### WHAT YOU HAVE TO DO
Tally the lines of the listing that contain the word "grid", then give the total and nothing else.

### RAW RECORDS
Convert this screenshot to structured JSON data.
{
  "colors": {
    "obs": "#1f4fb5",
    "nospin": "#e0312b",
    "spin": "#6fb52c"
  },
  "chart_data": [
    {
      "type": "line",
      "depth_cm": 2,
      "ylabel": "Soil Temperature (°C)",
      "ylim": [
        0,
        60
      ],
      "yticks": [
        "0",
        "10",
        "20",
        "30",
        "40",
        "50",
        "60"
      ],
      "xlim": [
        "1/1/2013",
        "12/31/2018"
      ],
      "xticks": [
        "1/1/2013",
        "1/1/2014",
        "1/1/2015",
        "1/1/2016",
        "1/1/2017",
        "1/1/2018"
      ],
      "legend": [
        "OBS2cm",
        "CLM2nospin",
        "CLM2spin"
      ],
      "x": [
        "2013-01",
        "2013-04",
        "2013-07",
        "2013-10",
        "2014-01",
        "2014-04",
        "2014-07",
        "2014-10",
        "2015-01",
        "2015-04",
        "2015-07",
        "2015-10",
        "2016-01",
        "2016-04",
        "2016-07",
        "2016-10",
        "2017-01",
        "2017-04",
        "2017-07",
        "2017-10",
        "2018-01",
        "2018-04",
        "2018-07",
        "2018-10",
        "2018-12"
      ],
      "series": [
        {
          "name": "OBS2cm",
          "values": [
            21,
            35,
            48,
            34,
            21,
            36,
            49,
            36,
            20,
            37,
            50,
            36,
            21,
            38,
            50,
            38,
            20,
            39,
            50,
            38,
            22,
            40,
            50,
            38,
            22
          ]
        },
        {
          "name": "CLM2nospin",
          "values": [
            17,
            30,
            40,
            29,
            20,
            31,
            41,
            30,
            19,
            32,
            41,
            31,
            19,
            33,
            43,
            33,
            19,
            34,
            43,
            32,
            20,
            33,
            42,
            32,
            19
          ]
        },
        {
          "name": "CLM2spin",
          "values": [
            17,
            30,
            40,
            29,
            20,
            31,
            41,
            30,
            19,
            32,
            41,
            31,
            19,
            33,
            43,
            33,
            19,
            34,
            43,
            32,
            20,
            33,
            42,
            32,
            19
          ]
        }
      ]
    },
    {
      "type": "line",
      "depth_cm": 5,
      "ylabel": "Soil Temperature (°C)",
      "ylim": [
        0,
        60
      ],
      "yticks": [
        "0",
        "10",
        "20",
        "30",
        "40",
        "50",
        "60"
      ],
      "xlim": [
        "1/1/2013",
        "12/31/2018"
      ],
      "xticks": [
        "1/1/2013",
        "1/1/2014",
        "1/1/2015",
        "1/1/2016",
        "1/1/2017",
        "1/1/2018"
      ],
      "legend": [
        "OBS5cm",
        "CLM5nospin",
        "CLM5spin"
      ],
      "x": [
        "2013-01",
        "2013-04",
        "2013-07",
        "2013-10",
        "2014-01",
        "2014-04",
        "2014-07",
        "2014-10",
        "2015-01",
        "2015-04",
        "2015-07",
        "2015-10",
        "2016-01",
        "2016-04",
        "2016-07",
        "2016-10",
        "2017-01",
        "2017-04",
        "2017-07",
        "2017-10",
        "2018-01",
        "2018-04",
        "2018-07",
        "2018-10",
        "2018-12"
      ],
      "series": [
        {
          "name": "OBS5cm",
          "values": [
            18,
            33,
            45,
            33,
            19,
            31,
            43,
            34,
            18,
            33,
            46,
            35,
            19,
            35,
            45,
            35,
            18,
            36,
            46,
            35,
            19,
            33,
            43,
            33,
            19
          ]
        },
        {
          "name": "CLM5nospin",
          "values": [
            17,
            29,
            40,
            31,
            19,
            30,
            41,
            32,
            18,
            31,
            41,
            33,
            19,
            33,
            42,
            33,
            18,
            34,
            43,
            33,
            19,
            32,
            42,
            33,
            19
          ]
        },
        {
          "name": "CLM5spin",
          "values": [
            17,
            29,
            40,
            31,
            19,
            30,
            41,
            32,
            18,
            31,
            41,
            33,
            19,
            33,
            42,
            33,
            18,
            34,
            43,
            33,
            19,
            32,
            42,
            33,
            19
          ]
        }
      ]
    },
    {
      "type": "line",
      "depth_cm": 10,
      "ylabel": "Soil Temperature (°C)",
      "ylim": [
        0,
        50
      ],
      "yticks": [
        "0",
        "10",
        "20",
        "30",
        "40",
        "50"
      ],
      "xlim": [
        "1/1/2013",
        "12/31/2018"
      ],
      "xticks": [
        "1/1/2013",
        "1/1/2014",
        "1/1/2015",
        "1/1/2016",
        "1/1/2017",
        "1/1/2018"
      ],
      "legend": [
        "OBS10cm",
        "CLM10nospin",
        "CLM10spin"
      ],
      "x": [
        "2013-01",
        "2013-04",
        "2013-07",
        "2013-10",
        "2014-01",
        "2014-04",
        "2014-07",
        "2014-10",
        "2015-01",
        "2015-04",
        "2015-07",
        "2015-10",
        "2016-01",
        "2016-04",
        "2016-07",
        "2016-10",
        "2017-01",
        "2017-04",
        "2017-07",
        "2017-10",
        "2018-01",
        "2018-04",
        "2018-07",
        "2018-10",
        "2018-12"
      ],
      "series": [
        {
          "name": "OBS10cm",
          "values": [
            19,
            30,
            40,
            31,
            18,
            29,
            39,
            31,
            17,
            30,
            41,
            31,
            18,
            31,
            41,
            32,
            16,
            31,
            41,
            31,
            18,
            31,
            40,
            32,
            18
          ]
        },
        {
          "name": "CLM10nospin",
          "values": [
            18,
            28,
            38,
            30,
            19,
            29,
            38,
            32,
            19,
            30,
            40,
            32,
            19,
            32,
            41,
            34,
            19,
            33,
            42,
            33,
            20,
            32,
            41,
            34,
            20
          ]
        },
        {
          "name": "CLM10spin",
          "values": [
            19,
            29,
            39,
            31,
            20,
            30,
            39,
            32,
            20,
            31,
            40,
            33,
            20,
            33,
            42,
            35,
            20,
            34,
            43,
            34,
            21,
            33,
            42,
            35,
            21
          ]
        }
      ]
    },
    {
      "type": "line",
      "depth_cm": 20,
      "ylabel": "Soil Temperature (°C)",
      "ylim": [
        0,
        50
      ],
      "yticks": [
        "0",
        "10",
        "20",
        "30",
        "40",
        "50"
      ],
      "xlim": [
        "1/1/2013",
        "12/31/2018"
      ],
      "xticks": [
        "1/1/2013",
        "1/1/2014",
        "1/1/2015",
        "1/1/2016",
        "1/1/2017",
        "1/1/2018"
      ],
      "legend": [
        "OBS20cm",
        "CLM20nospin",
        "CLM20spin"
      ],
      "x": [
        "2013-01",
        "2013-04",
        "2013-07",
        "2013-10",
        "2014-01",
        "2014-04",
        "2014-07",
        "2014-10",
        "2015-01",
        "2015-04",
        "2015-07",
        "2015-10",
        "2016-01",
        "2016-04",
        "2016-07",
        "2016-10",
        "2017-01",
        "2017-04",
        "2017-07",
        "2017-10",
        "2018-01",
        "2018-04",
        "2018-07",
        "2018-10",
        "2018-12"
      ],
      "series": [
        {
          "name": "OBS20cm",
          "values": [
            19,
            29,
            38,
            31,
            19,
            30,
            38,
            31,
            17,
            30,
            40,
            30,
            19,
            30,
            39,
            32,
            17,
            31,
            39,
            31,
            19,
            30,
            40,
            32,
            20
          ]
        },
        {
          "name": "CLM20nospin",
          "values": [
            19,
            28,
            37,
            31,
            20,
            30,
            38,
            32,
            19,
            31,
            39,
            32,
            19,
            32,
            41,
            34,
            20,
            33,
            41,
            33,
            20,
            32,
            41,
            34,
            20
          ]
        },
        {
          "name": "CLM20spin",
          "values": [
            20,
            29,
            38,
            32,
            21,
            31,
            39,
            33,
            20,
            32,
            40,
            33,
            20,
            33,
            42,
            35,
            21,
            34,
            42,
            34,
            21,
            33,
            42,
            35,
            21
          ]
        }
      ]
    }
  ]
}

---

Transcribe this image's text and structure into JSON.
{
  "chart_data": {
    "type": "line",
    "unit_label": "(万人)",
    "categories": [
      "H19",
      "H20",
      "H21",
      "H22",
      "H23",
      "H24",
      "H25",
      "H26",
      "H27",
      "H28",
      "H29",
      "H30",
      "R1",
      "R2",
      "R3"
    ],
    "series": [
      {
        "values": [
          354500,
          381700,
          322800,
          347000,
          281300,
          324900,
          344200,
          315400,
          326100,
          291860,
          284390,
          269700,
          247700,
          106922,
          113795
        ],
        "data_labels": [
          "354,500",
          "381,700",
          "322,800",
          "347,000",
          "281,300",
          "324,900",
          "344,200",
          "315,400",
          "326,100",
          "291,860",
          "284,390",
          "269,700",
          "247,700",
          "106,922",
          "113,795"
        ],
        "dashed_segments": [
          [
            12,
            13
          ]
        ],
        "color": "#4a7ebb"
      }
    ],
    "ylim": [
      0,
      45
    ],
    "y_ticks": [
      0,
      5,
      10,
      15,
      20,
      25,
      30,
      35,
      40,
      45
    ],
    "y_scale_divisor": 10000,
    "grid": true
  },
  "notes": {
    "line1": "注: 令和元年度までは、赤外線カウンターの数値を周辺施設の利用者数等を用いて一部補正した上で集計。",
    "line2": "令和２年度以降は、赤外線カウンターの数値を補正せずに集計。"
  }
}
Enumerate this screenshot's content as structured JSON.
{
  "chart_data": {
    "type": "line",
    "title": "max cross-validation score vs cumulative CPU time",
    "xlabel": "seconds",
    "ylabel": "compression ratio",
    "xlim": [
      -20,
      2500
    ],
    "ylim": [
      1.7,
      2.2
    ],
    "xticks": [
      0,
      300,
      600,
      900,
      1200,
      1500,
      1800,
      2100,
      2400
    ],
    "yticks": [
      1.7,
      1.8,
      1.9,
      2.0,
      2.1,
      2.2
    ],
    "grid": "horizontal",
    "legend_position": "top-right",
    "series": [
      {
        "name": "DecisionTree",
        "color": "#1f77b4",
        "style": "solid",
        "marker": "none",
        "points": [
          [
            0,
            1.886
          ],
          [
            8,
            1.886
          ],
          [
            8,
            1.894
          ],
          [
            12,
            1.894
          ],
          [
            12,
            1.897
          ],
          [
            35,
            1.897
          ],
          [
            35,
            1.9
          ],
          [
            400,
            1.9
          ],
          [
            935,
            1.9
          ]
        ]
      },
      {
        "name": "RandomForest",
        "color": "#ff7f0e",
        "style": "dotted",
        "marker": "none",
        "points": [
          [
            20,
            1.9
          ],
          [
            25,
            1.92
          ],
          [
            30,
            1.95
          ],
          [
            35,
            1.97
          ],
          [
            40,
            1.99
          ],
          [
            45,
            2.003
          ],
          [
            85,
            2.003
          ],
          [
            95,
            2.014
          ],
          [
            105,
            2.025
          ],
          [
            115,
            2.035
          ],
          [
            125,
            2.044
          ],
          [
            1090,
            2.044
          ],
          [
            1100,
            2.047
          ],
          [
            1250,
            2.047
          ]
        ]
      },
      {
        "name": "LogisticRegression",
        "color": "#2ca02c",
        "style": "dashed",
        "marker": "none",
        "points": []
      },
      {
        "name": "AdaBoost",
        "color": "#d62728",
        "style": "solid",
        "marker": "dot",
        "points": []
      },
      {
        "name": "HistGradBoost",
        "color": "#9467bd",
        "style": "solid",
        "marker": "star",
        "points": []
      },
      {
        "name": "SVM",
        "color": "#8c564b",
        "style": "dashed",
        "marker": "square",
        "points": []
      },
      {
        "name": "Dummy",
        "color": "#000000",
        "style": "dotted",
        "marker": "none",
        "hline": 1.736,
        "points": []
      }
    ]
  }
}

---

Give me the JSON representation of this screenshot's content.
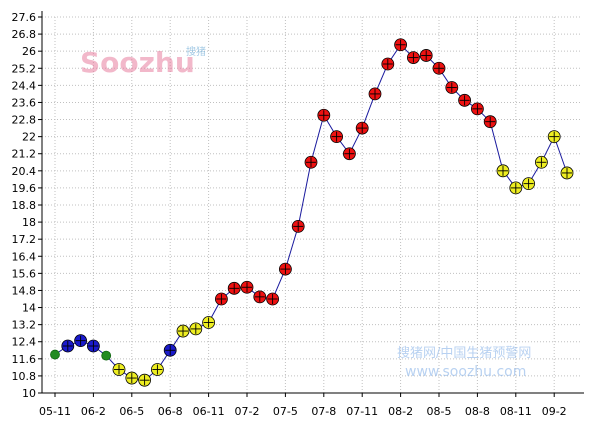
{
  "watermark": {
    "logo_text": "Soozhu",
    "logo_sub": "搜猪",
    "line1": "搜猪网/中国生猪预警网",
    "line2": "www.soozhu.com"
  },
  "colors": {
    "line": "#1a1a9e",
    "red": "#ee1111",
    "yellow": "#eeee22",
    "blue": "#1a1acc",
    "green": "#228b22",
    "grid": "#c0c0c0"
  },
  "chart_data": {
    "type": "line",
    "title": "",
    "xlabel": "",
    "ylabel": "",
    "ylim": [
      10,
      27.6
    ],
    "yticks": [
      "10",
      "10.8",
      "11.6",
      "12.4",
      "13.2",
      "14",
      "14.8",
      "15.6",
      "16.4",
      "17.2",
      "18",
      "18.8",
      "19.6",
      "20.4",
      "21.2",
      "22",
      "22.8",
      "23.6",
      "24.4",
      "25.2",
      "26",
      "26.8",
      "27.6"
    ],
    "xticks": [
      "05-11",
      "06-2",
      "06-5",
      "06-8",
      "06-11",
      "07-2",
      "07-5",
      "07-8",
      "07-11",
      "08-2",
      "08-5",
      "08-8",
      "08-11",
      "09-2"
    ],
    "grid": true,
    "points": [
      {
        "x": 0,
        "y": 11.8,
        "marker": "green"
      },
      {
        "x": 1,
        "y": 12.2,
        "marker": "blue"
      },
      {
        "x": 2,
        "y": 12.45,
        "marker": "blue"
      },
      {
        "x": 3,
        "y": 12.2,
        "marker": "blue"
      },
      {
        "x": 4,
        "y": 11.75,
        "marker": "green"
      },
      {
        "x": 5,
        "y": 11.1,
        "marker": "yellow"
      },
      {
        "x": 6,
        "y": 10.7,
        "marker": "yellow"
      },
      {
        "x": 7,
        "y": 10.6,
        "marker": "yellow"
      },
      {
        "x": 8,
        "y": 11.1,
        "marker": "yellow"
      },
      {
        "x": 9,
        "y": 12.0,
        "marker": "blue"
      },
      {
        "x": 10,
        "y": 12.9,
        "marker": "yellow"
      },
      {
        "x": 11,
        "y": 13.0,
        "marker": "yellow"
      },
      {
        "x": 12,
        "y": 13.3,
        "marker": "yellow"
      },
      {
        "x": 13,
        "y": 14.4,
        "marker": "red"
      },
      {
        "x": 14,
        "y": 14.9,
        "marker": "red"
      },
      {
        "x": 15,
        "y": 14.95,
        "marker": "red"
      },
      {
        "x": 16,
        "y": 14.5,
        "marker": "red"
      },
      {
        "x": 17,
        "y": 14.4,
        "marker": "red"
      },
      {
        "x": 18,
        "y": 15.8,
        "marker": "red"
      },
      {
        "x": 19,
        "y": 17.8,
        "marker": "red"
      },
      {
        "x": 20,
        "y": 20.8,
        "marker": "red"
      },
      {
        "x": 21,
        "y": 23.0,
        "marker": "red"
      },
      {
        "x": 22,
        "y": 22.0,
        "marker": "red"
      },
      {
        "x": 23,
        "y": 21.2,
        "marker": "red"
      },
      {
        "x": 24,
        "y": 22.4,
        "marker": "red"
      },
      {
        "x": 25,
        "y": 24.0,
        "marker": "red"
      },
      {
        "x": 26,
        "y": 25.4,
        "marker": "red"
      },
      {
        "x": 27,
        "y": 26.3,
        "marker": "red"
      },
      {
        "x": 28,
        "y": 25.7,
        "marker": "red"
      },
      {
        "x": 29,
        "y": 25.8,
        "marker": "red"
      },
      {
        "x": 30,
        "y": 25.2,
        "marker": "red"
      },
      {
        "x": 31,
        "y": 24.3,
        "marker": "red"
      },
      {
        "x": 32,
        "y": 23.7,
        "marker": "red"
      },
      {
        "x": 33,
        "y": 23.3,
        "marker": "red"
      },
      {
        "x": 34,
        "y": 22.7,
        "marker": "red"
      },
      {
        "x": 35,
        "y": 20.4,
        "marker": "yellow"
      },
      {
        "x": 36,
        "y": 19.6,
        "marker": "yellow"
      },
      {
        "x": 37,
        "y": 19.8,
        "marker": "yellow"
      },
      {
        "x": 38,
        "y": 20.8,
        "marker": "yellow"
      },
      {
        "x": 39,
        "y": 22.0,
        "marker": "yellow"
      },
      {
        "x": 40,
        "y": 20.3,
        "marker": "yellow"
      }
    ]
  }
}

### SOLUTION FOR THIS EXERCISE
4